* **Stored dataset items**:
*****
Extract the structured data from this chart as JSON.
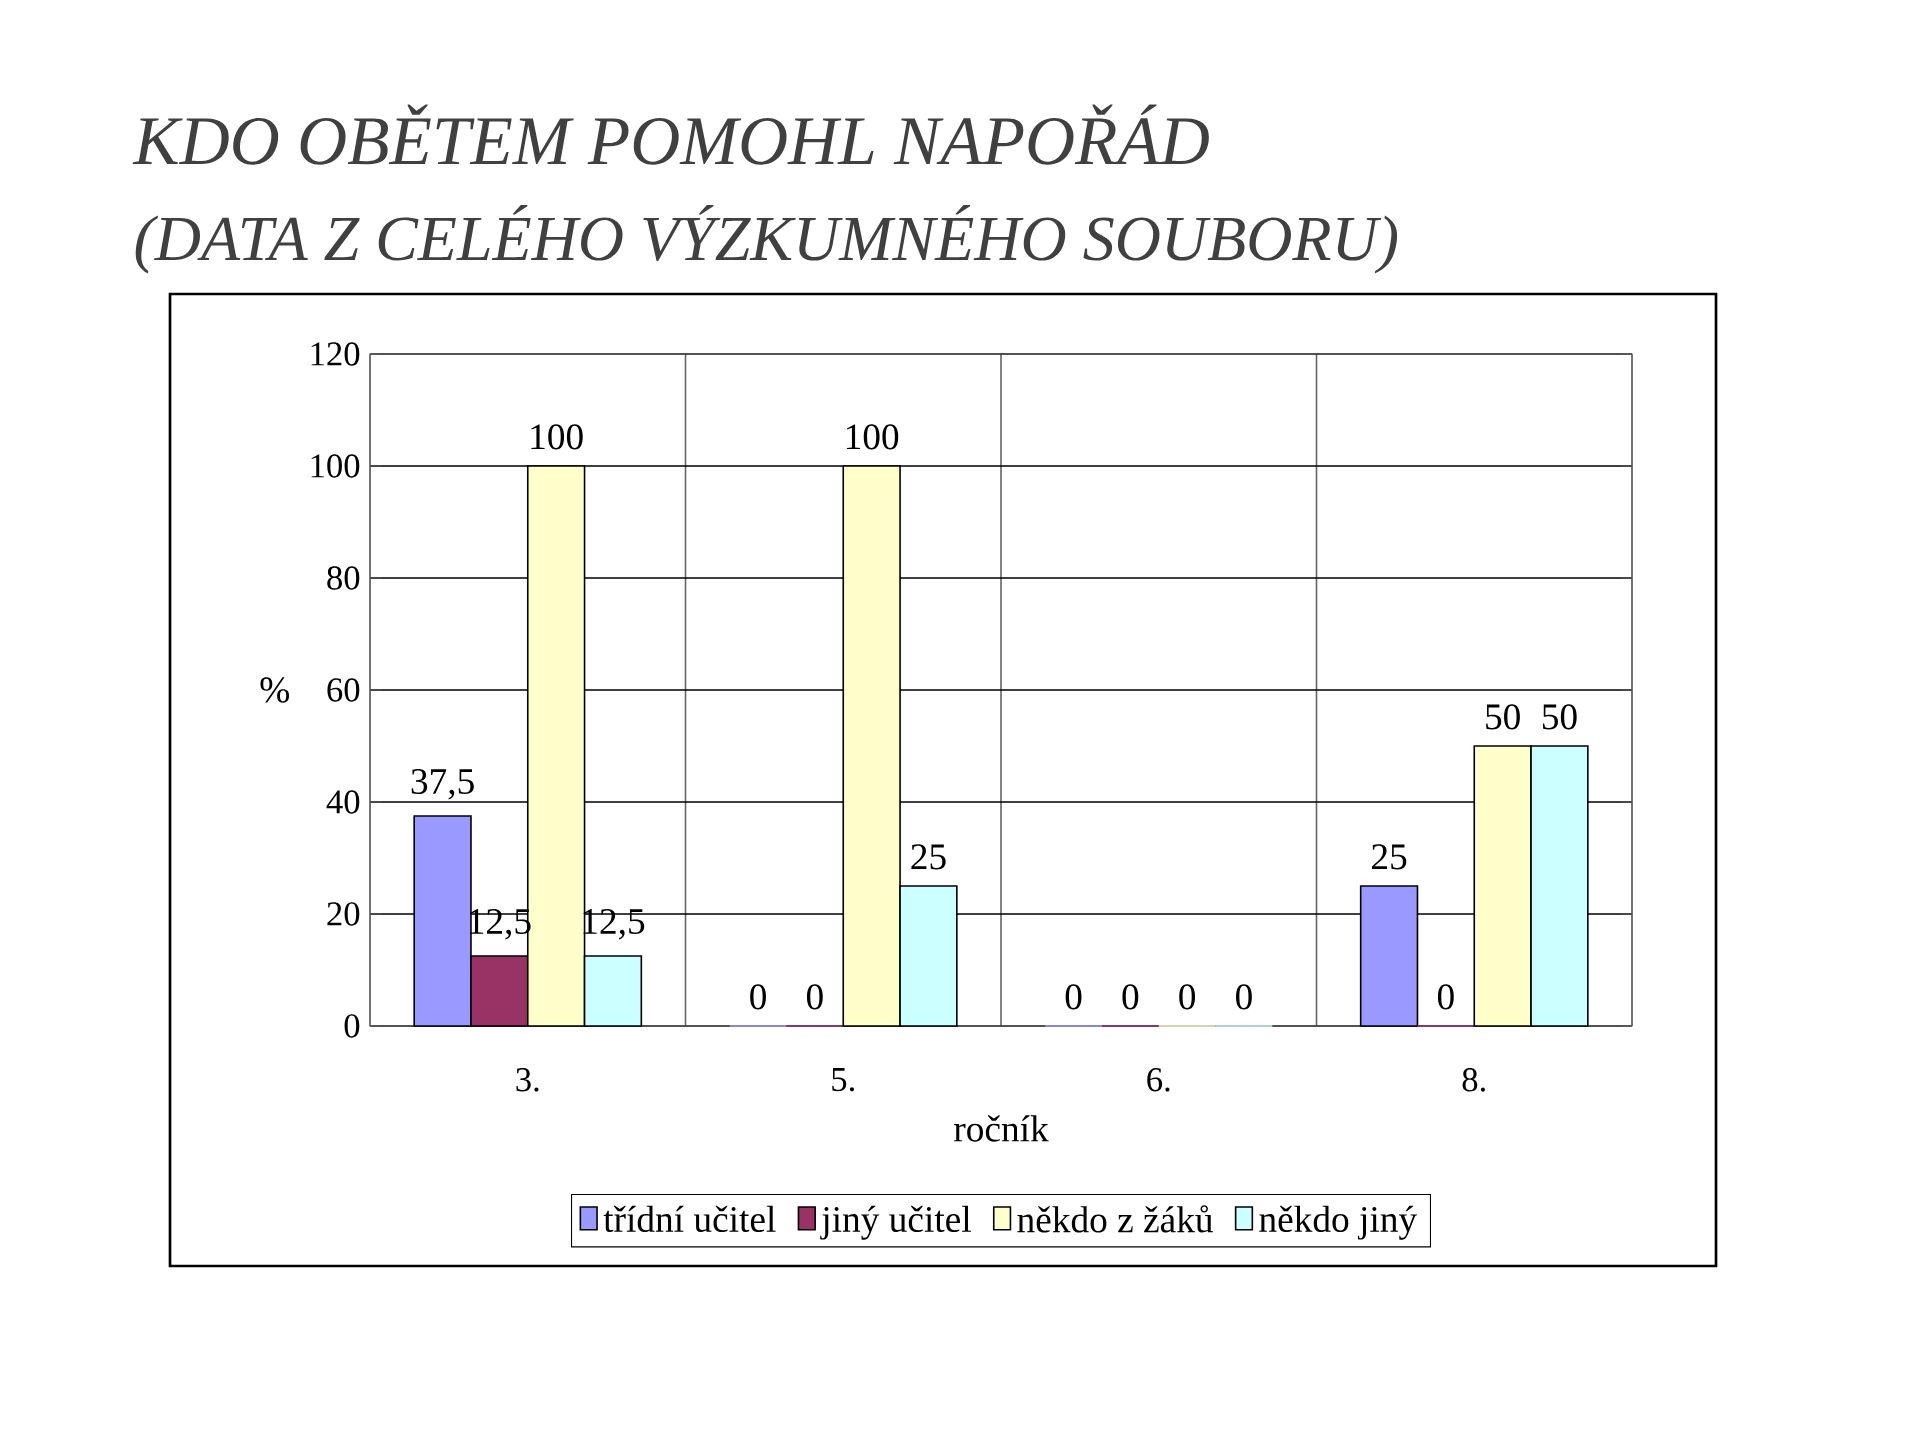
{
  "chart_data": {
    "type": "bar",
    "title": "KDO OBĚTEM POMOHL NAPOŘÁD",
    "subtitle": "(DATA Z CELÉHO VÝZKUMNÉHO SOUBORU)",
    "xlabel": "ročník",
    "ylabel": "%",
    "categories": [
      "3.",
      "5.",
      "6.",
      "8."
    ],
    "series": [
      {
        "name": "třídní učitel",
        "color": "#9999ff",
        "values": [
          37.5,
          0,
          0,
          25
        ],
        "value_labels": [
          "37,5",
          "0",
          "0",
          "25"
        ]
      },
      {
        "name": "jiný učitel",
        "color": "#993366",
        "values": [
          12.5,
          0,
          0,
          0
        ],
        "value_labels": [
          "12,5",
          "0",
          "0",
          "0"
        ]
      },
      {
        "name": "někdo z žáků",
        "color": "#ffffcc",
        "values": [
          100,
          100,
          0,
          50
        ],
        "value_labels": [
          "100",
          "100",
          "0",
          "50"
        ]
      },
      {
        "name": "někdo jiný",
        "color": "#ccffff",
        "values": [
          12.5,
          25,
          0,
          50
        ],
        "value_labels": [
          "12,5",
          "25",
          "0",
          "50"
        ]
      }
    ],
    "ylim": [
      0,
      120
    ],
    "yticks": [
      0,
      20,
      40,
      60,
      80,
      100,
      120
    ],
    "grid": true,
    "legend": "bottom"
  }
}
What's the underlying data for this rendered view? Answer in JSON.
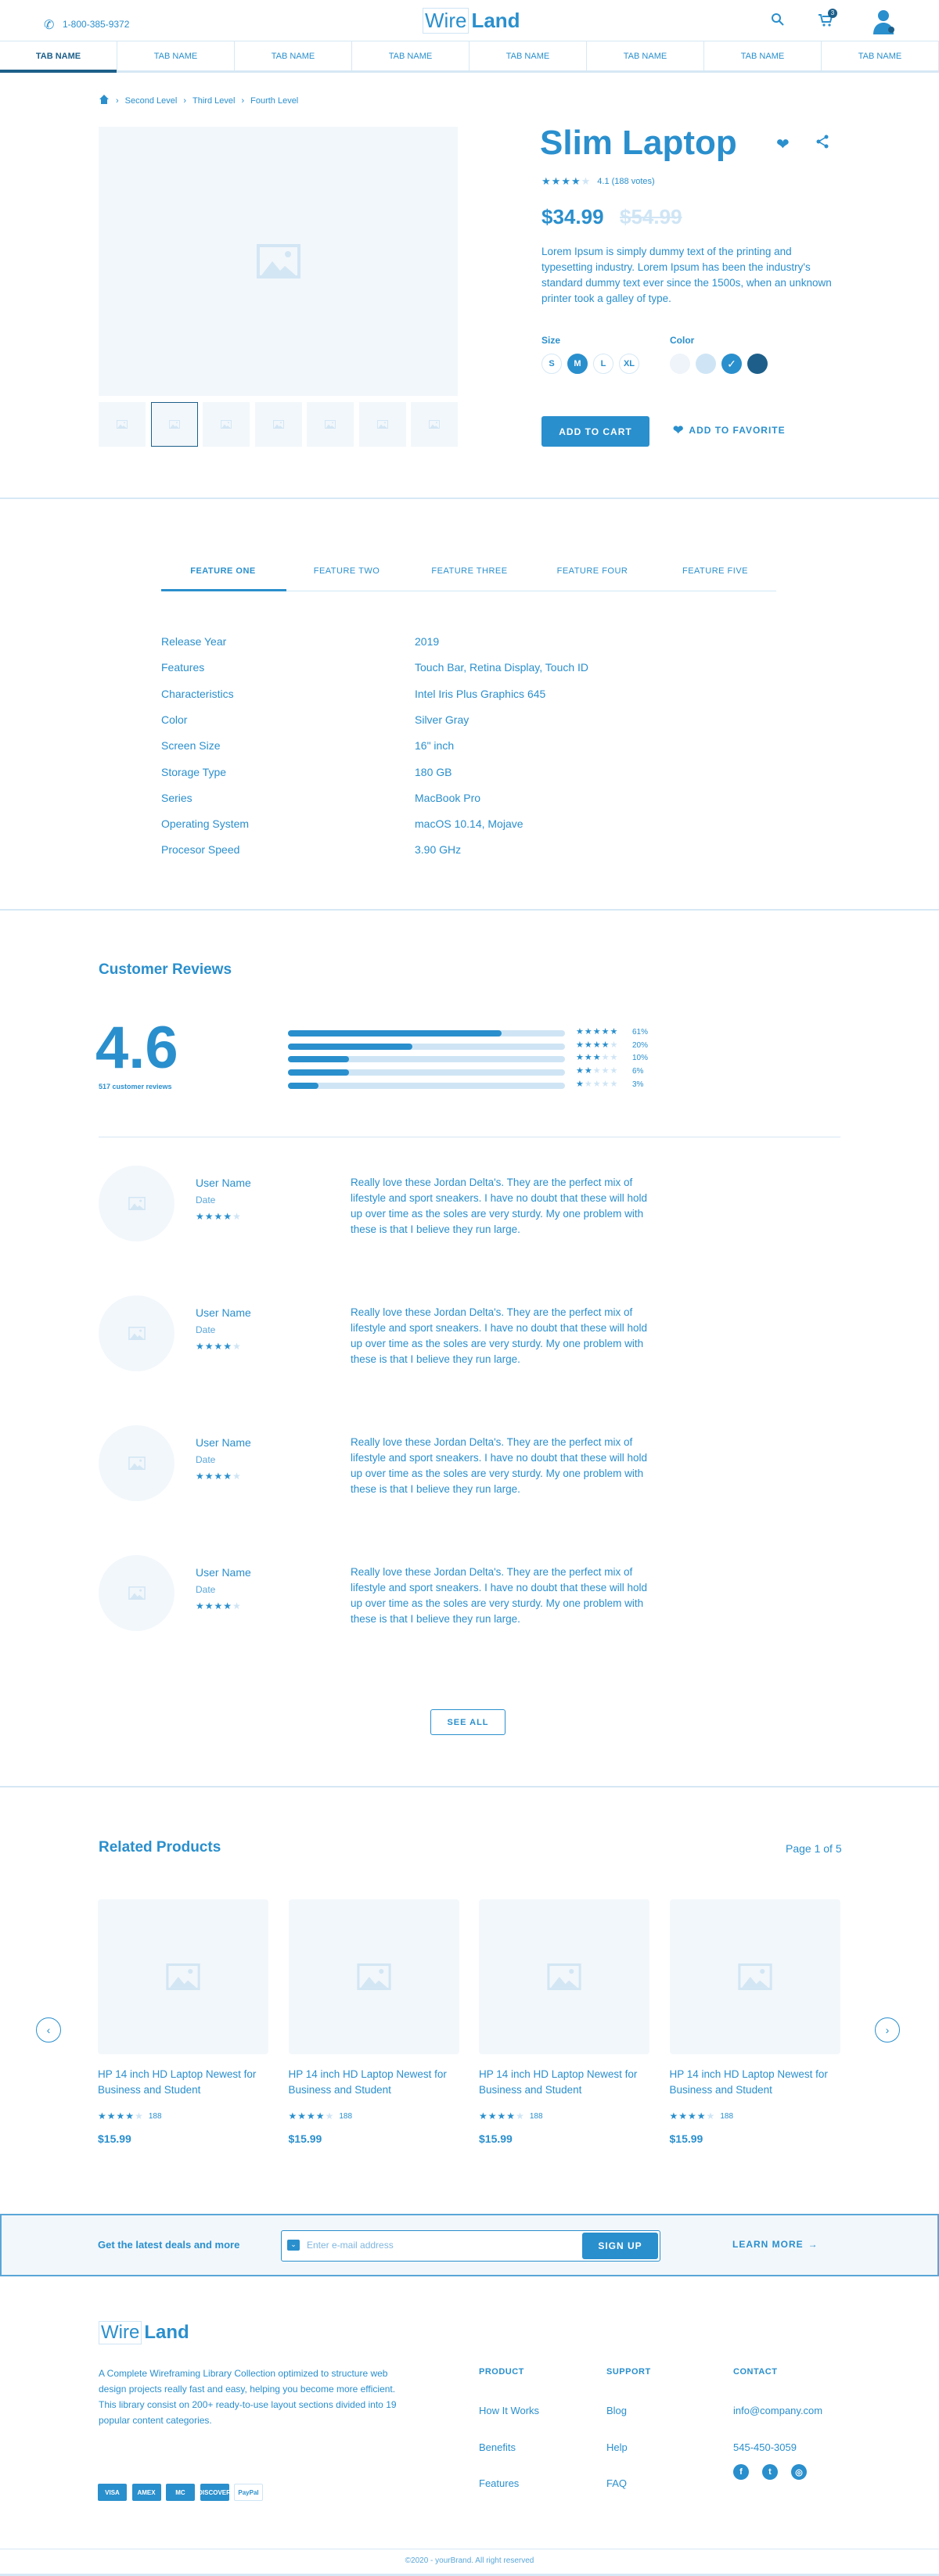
{
  "header": {
    "phone": "1-800-385-9372",
    "logo_left": "Wire",
    "logo_right": "Land",
    "cart_count": "3",
    "icons": [
      "phone-icon",
      "search-icon",
      "cart-icon",
      "user-avatar-icon"
    ]
  },
  "tabs": [
    "TAB NAME",
    "TAB NAME",
    "TAB NAME",
    "TAB NAME",
    "TAB NAME",
    "TAB NAME",
    "TAB NAME",
    "TAB NAME"
  ],
  "breadcrumb": [
    "Second Level",
    "Third Level",
    "Fourth Level"
  ],
  "product": {
    "title": "Slim Laptop",
    "rating_stars": 4,
    "rating_text": "4.1 (188 votes)",
    "price": "$34.99",
    "old_price": "$54.99",
    "description": "Lorem Ipsum is simply dummy text of the printing and typesetting industry. Lorem Ipsum has been the industry's standard dummy text ever since the 1500s, when an unknown printer took a galley of type.",
    "size_label": "Size",
    "sizes": [
      "S",
      "M",
      "L",
      "XL"
    ],
    "selected_size": "M",
    "color_label": "Color",
    "colors": [
      "#eef4fa",
      "#cfe5f5",
      "#2a8fcd",
      "#1d5f8a"
    ],
    "selected_color": 2,
    "thumbnail_count": 7,
    "selected_thumbnail": 1,
    "add_to_cart": "ADD TO CART",
    "add_to_favorite": "ADD TO FAVORITE"
  },
  "features": {
    "tabs": [
      "FEATURE ONE",
      "FEATURE TWO",
      "FEATURE THREE",
      "FEATURE FOUR",
      "FEATURE FIVE"
    ],
    "active": 0,
    "specs": [
      {
        "label": "Release Year",
        "value": "2019"
      },
      {
        "label": "Features",
        "value": "Touch Bar, Retina Display, Touch ID"
      },
      {
        "label": "Characteristics",
        "value": "Intel Iris Plus Graphics 645"
      },
      {
        "label": "Color",
        "value": "Silver Gray"
      },
      {
        "label": "Screen Size",
        "value": "16\" inch"
      },
      {
        "label": "Storage Type",
        "value": "180 GB"
      },
      {
        "label": "Series",
        "value": "MacBook Pro"
      },
      {
        "label": "Operating System",
        "value": "macOS 10.14, Mojave"
      },
      {
        "label": "Procesor Speed",
        "value": "3.90 GHz"
      }
    ]
  },
  "reviews": {
    "title": "Customer Reviews",
    "score": "4.6",
    "count_text": "517 customer reviews",
    "breakdown": [
      {
        "stars": 5,
        "percent": "61%",
        "fill": 0.77
      },
      {
        "stars": 4,
        "percent": "20%",
        "fill": 0.45
      },
      {
        "stars": 3,
        "percent": "10%",
        "fill": 0.22
      },
      {
        "stars": 2,
        "percent": "6%",
        "fill": 0.22
      },
      {
        "stars": 1,
        "percent": "3%",
        "fill": 0.11
      }
    ],
    "items": [
      {
        "name": "User Name",
        "date": "Date",
        "stars": 4,
        "text": "Really love these Jordan Delta's. They are the perfect mix of lifestyle and sport sneakers. I have no doubt that these will hold up over time as the soles are very sturdy. My one problem with these is that I believe they run large."
      },
      {
        "name": "User Name",
        "date": "Date",
        "stars": 4,
        "text": "Really love these Jordan Delta's. They are the perfect mix of lifestyle and sport sneakers. I have no doubt that these will hold up over time as the soles are very sturdy. My one problem with these is that I believe they run large."
      },
      {
        "name": "User Name",
        "date": "Date",
        "stars": 4,
        "text": "Really love these Jordan Delta's. They are the perfect mix of lifestyle and sport sneakers. I have no doubt that these will hold up over time as the soles are very sturdy. My one problem with these is that I believe they run large."
      },
      {
        "name": "User Name",
        "date": "Date",
        "stars": 4,
        "text": "Really love these Jordan Delta's. They are the perfect mix of lifestyle and sport sneakers. I have no doubt that these will hold up over time as the soles are very sturdy. My one problem with these is that I believe they run large."
      }
    ],
    "see_all": "SEE ALL"
  },
  "related": {
    "title": "Related Products",
    "page": "Page 1 of 5",
    "items": [
      {
        "title": "HP 14 inch HD Laptop Newest for Business and Student",
        "stars": 4,
        "votes": "188",
        "price": "$15.99"
      },
      {
        "title": "HP 14 inch HD Laptop Newest for Business and Student",
        "stars": 4,
        "votes": "188",
        "price": "$15.99"
      },
      {
        "title": "HP 14 inch HD Laptop Newest for Business and Student",
        "stars": 4,
        "votes": "188",
        "price": "$15.99"
      },
      {
        "title": "HP 14 inch HD Laptop Newest for Business and Student",
        "stars": 4,
        "votes": "188",
        "price": "$15.99"
      }
    ]
  },
  "newsletter": {
    "text": "Get the latest deals and more",
    "placeholder": "Enter e-mail address",
    "button": "SIGN UP",
    "learn_more": "LEARN MORE"
  },
  "footer": {
    "logo_left": "Wire",
    "logo_right": "Land",
    "description": "A Complete Wireframing Library Collection optimized to structure web design projects really fast and easy, helping you become more efficient. This library consist on 200+ ready-to-use layout sections divided into 19 popular content categories.",
    "payments": [
      "VISA",
      "AMEX",
      "MC",
      "DISCOVER",
      "PayPal"
    ],
    "columns": [
      {
        "title": "PRODUCT",
        "links": [
          "How It Works",
          "Benefits",
          "Features"
        ]
      },
      {
        "title": "SUPPORT",
        "links": [
          "Blog",
          "Help",
          "FAQ"
        ]
      },
      {
        "title": "CONTACT",
        "links": [
          "info@company.com",
          "545-450-3059"
        ]
      }
    ],
    "social": [
      "f",
      "t",
      "ig"
    ],
    "copyright": "©2020 - yourBrand. All right reserved"
  },
  "colors": {
    "primary": "#2a8fcd",
    "light": "#cfe5f5",
    "dark": "#1d5f8a",
    "placeholder": "#f2f7fb"
  }
}
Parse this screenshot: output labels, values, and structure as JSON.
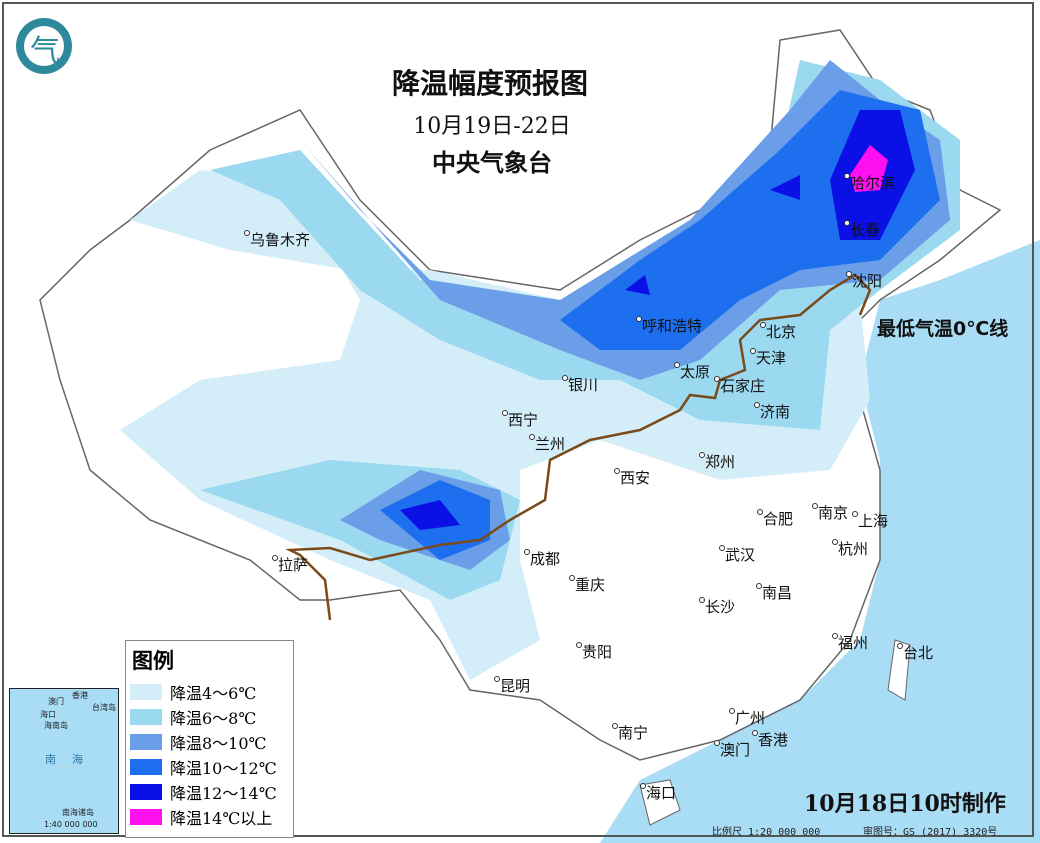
*****
Find all lines where the word "Level" appears. Copy them.

* **FULL SOLUTION**:
    "Second Level",
    "Third Level",
    "Fourth Level"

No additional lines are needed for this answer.